Select all lines with the string "subtitle" in them, and copy those lines.

====

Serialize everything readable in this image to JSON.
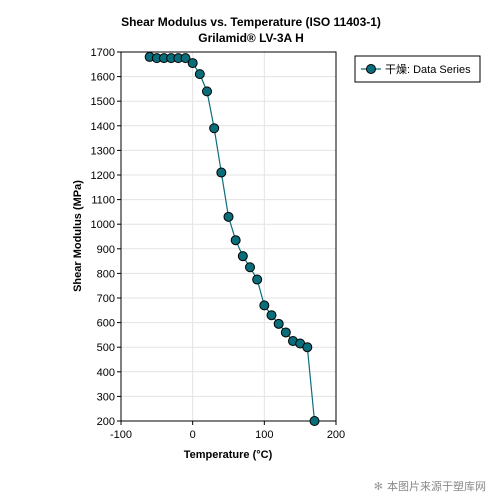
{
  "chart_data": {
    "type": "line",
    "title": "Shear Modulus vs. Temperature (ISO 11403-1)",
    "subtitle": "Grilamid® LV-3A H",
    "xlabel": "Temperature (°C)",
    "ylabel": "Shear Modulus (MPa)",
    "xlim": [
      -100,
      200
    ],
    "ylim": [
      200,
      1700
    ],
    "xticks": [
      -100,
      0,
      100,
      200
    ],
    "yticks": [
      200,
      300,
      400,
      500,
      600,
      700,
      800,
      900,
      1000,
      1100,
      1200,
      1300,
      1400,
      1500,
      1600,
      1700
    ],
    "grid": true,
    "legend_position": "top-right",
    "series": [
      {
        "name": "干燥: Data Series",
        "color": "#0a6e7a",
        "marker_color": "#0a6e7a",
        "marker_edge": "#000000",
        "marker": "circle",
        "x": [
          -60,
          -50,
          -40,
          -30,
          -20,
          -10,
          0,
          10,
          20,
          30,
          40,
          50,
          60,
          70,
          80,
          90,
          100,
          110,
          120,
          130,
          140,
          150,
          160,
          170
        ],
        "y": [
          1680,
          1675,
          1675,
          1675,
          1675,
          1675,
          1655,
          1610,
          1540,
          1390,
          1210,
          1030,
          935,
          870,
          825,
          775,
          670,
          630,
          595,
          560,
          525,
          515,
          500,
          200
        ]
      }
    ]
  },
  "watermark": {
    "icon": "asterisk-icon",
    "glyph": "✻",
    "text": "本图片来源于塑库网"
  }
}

====

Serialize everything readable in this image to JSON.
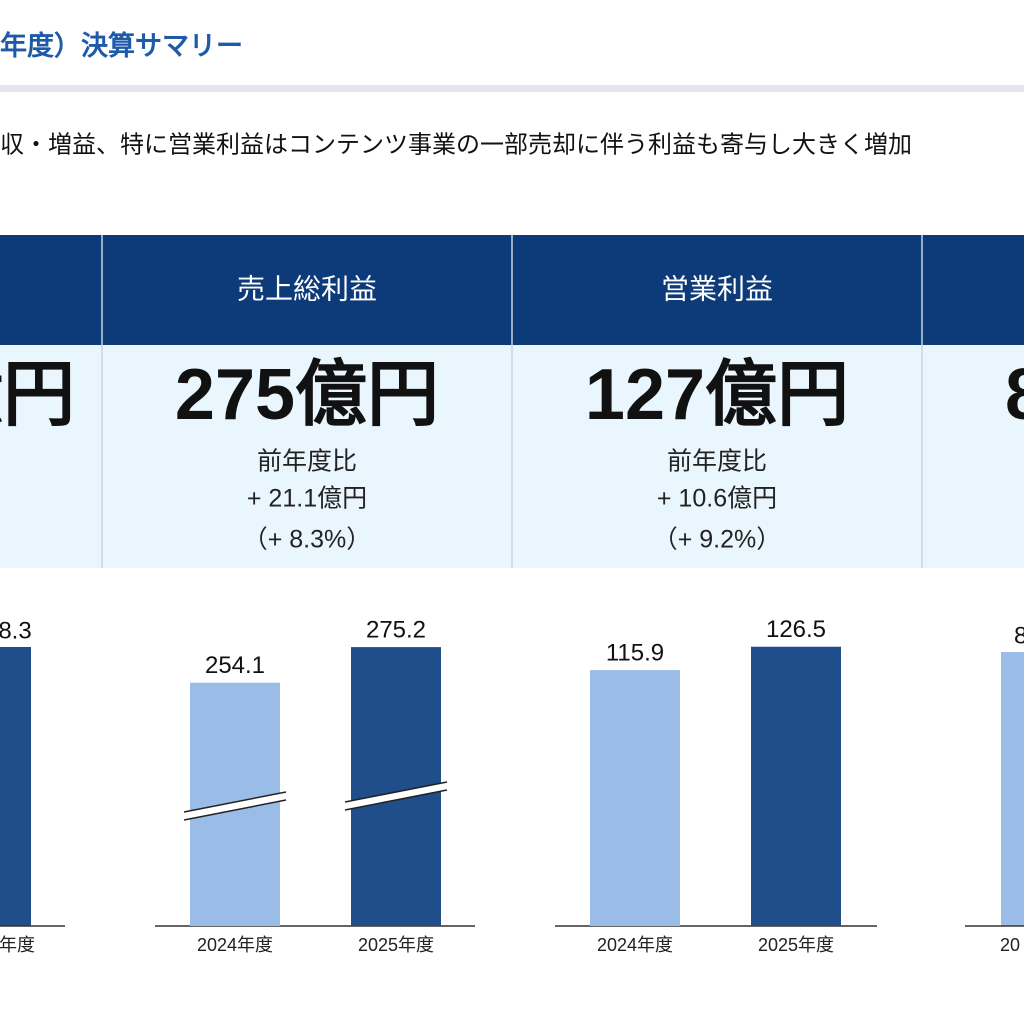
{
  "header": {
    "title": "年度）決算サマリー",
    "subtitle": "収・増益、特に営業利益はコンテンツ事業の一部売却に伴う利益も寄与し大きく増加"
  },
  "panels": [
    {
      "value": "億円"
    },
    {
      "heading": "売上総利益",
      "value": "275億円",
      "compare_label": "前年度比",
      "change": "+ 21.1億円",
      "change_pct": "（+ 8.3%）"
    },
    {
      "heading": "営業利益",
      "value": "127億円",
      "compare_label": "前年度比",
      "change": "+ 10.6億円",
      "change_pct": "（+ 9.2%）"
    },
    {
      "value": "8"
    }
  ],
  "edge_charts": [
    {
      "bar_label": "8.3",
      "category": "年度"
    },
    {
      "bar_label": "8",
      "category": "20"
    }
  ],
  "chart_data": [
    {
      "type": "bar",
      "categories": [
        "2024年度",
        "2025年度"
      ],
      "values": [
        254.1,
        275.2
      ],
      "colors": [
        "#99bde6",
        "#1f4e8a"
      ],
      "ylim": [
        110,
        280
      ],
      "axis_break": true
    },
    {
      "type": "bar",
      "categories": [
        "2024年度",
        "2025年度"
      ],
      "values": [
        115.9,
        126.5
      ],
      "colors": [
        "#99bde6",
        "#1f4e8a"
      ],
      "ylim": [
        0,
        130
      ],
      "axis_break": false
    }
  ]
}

====

◆ **REPLY TO THE EXERCISE**
    "subtitle": "Grilamid® LV-3A H",
    "subtitle": "収・増益、特に営業利益はコンテンツ事業の一部売却に伴う利益も寄与し大きく増加"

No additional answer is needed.